[Excerpts from a figure dataset]
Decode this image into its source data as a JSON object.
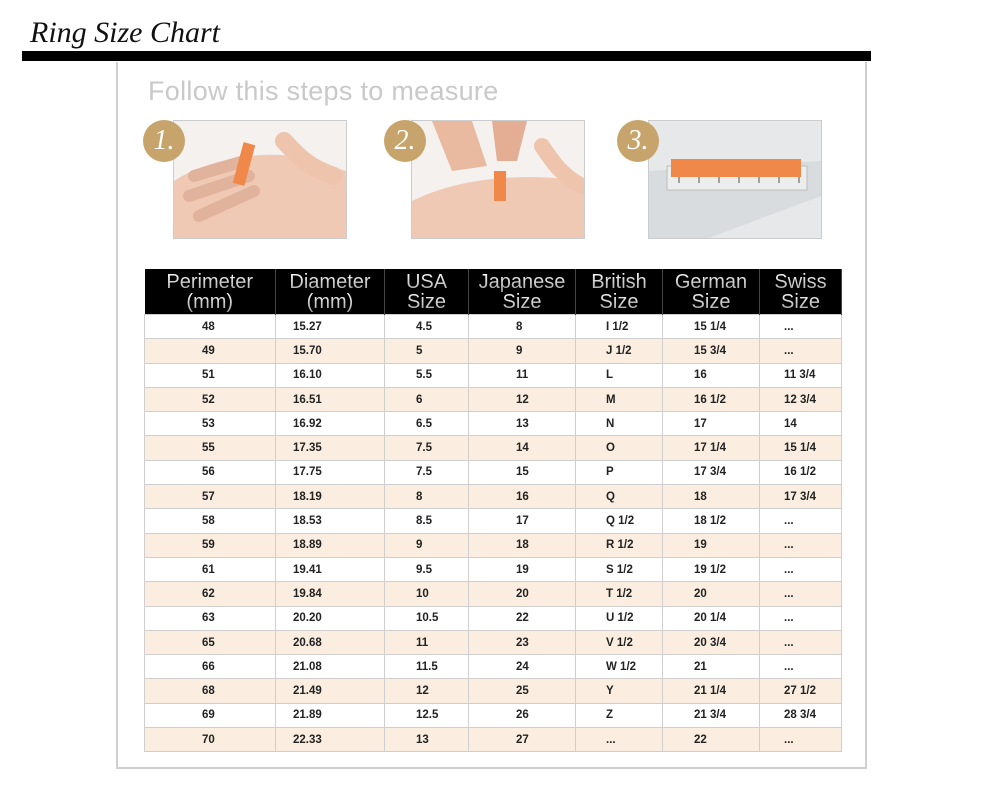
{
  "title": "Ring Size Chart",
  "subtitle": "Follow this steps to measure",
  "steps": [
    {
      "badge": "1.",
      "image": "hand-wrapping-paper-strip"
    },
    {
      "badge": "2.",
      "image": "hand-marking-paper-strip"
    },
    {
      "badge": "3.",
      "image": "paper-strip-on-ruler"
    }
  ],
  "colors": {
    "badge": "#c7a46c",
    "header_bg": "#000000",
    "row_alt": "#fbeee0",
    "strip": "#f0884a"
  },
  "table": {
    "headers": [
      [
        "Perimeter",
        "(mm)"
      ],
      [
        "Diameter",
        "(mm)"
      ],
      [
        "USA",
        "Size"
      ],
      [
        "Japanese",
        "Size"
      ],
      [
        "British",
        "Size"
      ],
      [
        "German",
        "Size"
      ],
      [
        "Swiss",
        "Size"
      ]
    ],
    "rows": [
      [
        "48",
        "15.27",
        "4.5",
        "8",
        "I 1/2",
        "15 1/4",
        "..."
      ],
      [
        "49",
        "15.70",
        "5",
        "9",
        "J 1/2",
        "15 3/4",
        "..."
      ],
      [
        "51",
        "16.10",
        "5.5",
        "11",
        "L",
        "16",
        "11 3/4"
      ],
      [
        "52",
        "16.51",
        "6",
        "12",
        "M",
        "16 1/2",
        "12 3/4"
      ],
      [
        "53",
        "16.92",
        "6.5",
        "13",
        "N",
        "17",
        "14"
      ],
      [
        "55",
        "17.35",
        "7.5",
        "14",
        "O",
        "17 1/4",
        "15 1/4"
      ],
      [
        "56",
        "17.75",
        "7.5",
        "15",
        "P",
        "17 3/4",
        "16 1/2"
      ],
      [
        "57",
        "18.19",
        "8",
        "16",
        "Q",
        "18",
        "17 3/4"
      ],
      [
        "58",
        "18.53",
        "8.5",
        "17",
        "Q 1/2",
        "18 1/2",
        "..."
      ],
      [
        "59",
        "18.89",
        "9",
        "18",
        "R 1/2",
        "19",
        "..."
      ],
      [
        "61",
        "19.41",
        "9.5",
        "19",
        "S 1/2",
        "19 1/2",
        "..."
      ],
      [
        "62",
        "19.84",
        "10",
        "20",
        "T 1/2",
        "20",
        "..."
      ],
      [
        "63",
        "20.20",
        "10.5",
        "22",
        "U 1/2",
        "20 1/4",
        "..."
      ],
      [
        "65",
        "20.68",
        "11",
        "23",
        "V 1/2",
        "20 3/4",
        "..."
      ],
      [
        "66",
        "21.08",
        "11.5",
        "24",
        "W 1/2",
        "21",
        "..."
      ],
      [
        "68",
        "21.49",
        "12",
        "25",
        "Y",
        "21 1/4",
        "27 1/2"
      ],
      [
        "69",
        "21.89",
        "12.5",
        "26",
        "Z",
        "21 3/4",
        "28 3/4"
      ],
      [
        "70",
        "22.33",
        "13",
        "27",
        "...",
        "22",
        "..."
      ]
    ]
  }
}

**Your goal**
What is the number of lines above that hold the string "strip"? Answer with that number alone.

**The reply**
4